# OBJECTIVE
Gather up every line from the entries below that uses the word "page".

# INPUT ROWS
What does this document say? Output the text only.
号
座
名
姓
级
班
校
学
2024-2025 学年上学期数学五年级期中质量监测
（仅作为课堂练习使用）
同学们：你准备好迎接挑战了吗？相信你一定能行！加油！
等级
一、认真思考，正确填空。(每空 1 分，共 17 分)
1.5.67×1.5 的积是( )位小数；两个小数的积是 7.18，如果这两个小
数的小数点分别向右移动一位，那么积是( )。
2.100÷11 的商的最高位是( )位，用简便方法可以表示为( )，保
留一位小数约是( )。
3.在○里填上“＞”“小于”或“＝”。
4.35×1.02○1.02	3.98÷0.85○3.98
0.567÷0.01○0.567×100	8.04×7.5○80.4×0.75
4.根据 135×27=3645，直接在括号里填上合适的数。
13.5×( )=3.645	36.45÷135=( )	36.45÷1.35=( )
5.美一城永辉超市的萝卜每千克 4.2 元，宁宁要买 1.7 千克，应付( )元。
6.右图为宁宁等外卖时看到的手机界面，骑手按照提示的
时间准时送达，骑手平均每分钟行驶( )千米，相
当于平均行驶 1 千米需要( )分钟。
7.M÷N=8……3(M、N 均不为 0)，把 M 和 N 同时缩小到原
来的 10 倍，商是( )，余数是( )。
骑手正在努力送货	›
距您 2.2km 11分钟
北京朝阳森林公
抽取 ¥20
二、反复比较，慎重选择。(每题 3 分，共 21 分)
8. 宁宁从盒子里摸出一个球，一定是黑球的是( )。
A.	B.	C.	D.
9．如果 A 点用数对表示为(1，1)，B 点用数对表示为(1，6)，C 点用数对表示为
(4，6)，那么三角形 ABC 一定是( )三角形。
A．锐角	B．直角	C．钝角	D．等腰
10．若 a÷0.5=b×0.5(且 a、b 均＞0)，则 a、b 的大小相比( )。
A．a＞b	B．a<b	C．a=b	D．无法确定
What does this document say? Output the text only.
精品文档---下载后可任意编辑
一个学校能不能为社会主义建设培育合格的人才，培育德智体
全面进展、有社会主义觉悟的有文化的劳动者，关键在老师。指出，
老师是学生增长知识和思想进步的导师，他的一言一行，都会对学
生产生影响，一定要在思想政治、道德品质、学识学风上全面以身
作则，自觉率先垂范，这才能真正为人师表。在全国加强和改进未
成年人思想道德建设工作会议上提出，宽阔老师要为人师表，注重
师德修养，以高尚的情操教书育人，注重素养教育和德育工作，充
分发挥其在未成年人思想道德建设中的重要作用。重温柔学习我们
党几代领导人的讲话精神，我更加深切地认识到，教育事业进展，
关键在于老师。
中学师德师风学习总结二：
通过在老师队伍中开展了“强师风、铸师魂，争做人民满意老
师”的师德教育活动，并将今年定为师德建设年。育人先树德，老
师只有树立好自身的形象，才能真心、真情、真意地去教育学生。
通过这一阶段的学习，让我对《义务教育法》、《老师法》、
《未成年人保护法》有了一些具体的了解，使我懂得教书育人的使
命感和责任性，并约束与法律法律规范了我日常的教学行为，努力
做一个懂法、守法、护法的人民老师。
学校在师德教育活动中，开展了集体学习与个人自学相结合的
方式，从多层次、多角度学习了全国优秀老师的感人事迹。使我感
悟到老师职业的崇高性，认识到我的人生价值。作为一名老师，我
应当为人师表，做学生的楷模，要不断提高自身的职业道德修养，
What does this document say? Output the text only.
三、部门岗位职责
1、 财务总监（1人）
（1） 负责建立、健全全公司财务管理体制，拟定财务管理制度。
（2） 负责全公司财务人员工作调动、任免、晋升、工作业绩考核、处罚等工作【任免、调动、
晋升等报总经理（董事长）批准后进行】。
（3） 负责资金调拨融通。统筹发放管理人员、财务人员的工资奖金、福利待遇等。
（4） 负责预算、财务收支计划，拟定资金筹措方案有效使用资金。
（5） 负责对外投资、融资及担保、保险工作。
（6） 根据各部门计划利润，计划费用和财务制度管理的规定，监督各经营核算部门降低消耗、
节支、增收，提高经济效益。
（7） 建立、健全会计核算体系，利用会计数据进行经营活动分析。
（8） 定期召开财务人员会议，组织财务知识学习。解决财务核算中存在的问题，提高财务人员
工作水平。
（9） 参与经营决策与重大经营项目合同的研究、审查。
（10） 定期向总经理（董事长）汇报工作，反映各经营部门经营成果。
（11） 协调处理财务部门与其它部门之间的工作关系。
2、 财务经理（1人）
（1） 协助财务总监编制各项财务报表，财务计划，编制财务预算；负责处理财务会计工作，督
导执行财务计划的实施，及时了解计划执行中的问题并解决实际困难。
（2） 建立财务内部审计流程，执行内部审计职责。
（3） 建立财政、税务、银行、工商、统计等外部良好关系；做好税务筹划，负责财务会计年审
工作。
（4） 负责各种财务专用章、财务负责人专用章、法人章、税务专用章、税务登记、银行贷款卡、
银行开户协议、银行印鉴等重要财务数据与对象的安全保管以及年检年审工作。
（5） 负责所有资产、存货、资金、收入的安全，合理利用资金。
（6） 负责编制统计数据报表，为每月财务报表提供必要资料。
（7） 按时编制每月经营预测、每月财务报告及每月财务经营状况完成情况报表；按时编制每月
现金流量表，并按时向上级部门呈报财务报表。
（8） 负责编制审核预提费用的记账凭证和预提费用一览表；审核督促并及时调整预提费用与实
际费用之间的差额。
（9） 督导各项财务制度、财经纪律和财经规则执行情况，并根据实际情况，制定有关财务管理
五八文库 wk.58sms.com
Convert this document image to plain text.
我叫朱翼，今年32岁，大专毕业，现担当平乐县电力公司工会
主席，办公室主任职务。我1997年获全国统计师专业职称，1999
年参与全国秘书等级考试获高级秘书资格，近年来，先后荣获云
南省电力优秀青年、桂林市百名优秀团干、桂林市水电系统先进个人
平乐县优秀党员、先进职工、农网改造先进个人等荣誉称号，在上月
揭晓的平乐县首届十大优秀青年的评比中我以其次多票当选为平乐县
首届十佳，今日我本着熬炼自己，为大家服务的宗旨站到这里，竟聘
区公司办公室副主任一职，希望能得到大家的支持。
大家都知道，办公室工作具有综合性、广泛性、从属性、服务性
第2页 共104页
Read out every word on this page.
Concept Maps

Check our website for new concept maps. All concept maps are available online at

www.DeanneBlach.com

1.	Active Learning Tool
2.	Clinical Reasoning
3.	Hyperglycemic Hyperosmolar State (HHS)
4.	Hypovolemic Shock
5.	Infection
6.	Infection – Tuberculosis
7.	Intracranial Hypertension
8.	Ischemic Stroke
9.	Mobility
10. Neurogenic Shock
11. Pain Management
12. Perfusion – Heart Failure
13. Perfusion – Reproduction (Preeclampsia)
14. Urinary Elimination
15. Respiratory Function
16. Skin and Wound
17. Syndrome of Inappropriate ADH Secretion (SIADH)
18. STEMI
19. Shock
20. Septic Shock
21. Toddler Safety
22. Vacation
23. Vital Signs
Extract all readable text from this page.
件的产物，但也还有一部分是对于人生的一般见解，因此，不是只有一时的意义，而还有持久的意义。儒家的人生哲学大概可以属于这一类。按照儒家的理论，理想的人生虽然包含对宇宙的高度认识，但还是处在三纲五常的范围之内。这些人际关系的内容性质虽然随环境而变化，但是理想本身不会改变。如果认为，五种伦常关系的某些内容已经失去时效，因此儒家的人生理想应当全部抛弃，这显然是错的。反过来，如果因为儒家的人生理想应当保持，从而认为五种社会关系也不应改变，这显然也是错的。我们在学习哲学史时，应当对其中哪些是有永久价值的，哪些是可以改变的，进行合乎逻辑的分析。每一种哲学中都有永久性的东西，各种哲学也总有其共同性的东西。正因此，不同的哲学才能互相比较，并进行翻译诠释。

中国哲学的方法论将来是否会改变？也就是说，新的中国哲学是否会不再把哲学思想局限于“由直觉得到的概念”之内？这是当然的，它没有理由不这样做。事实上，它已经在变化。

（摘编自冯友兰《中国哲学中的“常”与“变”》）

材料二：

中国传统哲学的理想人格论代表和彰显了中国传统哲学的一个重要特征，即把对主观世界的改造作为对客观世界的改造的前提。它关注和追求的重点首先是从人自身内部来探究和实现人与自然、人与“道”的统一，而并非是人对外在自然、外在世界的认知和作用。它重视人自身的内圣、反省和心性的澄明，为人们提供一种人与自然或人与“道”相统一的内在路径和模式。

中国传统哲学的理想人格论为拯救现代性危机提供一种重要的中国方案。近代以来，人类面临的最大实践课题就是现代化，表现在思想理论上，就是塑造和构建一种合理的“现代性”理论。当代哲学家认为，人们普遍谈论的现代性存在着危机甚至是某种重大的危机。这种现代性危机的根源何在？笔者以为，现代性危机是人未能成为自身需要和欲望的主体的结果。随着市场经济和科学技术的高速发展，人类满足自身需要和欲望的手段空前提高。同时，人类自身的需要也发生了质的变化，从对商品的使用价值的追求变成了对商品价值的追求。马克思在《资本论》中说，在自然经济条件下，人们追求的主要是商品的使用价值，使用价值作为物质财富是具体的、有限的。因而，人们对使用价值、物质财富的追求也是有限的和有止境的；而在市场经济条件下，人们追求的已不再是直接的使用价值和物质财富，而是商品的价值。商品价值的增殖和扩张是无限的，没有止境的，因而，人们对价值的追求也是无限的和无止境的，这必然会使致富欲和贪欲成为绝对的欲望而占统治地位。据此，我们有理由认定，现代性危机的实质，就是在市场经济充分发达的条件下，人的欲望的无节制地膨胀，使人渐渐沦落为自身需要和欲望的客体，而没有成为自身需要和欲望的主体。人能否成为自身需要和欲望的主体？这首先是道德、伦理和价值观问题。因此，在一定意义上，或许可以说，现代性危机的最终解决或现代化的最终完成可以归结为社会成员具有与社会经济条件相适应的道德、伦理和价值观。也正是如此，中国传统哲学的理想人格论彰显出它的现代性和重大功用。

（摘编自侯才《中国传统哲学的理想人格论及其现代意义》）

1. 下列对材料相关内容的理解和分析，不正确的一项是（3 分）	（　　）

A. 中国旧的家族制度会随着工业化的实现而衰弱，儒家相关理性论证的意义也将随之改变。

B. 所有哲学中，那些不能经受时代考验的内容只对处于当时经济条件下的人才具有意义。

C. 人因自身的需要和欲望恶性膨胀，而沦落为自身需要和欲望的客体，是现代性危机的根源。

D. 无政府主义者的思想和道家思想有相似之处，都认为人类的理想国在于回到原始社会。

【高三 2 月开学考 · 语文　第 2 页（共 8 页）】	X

# WRITTEN ANSWER
Read out every word on this page.
Extract all readable text from this page.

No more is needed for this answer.